→ **WORK REQUIRED**
Extract the material below starting at the line that contains "Patent image size: (1058, 858)." and ending at the line that contains "The platform 32 is at (605, 75).", and repeat those lines word for word with both end lines included.

→ **DATA FOR THIS TASK**
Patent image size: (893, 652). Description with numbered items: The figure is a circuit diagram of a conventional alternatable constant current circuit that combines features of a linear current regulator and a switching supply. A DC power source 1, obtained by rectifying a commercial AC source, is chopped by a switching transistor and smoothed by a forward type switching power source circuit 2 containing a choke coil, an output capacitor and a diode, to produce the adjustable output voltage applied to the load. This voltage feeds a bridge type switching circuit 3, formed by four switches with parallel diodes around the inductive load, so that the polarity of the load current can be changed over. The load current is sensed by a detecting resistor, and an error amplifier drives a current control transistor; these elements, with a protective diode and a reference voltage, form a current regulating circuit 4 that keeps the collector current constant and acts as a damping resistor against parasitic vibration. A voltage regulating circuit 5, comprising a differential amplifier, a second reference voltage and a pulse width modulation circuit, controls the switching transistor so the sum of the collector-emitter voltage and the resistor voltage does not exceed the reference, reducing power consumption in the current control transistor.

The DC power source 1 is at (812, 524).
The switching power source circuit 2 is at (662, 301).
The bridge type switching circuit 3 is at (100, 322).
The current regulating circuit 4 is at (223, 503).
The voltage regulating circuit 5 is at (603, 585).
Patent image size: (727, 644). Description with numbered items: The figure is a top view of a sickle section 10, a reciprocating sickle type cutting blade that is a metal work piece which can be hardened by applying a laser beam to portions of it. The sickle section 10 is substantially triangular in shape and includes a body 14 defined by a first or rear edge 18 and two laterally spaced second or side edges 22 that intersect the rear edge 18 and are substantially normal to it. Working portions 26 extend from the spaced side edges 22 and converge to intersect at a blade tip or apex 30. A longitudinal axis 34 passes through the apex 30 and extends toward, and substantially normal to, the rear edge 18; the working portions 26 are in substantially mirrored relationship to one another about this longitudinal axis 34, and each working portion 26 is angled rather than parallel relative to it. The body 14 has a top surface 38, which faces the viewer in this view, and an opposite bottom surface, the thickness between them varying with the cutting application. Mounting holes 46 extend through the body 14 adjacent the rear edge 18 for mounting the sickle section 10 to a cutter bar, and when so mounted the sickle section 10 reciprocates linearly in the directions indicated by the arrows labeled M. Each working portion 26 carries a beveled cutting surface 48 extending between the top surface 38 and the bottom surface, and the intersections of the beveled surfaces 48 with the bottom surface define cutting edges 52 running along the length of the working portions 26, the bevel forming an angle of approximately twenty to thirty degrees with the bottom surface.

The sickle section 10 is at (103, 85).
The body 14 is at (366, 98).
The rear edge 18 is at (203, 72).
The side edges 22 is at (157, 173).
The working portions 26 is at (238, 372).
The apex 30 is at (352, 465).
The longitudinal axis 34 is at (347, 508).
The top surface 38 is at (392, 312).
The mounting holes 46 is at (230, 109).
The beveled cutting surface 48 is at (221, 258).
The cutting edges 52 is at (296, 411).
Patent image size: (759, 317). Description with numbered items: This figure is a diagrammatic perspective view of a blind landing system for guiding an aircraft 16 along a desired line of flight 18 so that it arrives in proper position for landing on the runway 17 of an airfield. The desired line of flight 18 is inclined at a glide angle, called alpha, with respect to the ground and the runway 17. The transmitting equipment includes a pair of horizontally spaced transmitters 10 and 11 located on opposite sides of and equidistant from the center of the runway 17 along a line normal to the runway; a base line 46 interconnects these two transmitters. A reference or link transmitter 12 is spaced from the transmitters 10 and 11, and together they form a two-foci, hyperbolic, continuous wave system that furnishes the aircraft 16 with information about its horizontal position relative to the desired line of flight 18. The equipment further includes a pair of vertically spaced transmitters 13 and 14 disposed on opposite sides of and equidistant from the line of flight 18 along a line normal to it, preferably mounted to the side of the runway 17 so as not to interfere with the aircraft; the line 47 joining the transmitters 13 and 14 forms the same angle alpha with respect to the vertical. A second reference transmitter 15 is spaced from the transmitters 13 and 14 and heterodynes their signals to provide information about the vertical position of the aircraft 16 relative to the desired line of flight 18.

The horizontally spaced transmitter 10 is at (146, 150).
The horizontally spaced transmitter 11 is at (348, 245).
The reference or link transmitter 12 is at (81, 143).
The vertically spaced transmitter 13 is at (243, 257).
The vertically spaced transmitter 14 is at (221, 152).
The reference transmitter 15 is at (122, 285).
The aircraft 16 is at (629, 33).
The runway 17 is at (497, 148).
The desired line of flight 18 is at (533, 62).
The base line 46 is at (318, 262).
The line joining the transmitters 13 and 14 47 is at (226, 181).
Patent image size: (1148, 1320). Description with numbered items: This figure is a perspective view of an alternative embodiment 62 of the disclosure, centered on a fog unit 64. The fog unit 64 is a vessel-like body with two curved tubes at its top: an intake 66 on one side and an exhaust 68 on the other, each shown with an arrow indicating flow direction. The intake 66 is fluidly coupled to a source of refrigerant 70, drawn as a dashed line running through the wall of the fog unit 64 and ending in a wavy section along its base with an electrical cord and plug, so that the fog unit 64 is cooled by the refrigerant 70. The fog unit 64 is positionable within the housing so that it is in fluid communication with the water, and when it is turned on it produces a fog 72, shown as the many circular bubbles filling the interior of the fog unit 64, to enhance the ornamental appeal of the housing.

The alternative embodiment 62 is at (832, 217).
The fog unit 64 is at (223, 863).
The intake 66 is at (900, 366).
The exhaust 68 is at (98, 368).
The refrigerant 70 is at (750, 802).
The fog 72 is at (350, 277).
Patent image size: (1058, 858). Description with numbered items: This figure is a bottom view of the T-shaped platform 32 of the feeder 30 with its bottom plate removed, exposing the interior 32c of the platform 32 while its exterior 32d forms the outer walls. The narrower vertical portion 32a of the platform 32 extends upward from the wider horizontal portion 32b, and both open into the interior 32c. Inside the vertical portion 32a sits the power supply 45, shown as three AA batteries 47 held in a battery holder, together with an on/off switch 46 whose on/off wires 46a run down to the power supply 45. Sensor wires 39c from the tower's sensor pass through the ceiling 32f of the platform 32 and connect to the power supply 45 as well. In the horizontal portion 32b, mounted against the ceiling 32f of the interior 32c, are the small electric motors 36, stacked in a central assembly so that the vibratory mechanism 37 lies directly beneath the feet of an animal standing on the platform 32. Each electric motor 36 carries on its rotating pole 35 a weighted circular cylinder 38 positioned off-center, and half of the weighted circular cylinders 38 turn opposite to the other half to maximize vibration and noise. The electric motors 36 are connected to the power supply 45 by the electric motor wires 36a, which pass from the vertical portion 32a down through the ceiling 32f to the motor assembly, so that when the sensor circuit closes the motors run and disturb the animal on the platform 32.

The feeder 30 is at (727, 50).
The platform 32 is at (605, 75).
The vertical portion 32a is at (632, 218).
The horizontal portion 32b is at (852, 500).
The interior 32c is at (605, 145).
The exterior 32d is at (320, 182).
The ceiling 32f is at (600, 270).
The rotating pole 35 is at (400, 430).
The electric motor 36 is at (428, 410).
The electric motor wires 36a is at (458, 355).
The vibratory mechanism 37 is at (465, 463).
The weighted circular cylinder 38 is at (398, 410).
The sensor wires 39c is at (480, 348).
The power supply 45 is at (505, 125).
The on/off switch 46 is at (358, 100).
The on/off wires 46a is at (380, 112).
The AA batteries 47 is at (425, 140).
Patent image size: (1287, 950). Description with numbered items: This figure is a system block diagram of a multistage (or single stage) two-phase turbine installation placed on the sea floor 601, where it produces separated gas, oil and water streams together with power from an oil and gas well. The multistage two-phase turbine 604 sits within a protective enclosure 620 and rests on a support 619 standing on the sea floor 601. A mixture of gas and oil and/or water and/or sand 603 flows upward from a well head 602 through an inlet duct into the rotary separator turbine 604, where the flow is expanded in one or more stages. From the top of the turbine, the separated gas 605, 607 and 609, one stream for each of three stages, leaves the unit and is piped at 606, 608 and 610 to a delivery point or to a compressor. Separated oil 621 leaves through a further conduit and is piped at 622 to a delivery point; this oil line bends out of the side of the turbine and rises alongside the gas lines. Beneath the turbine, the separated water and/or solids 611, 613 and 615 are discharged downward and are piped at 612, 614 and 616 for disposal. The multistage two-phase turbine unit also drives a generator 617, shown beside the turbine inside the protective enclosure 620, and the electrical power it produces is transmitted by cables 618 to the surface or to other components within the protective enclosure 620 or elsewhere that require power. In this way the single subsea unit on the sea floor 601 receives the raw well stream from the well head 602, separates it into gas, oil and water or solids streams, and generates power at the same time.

→ **EXPECTED ANSWER**
Patent image size: (1058, 858). Description with numbered items: This figure is a bottom view of the T-shaped platform 32 of the feeder 30 with its bottom plate removed, exposing the interior 32c of the platform 32 while its exterior 32d forms the outer walls. The narrower vertical portion 32a of the platform 32 extends upward from the wider horizontal portion 32b, and both open into the interior 32c. Inside the vertical portion 32a sits the power supply 45, shown as three AA batteries 47 held in a battery holder, together with an on/off switch 46 whose on/off wires 46a run down to the power supply 45. Sensor wires 39c from the tower's sensor pass through the ceiling 32f of the platform 32 and connect to the power supply 45 as well. In the horizontal portion 32b, mounted against the ceiling 32f of the interior 32c, are the small electric motors 36, stacked in a central assembly so that the vibratory mechanism 37 lies directly beneath the feet of an animal standing on the platform 32. Each electric motor 36 carries on its rotating pole 35 a weighted circular cylinder 38 positioned off-center, and half of the weighted circular cylinders 38 turn opposite to the other half to maximize vibration and noise. The electric motors 36 are connected to the power supply 45 by the electric motor wires 36a, which pass from the vertical portion 32a down through the ceiling 32f to the motor assembly, so that when the sensor circuit closes the motors run and disturb the animal on the platform 32.

The feeder 30 is at (727, 50).
The platform 32 is at (605, 75).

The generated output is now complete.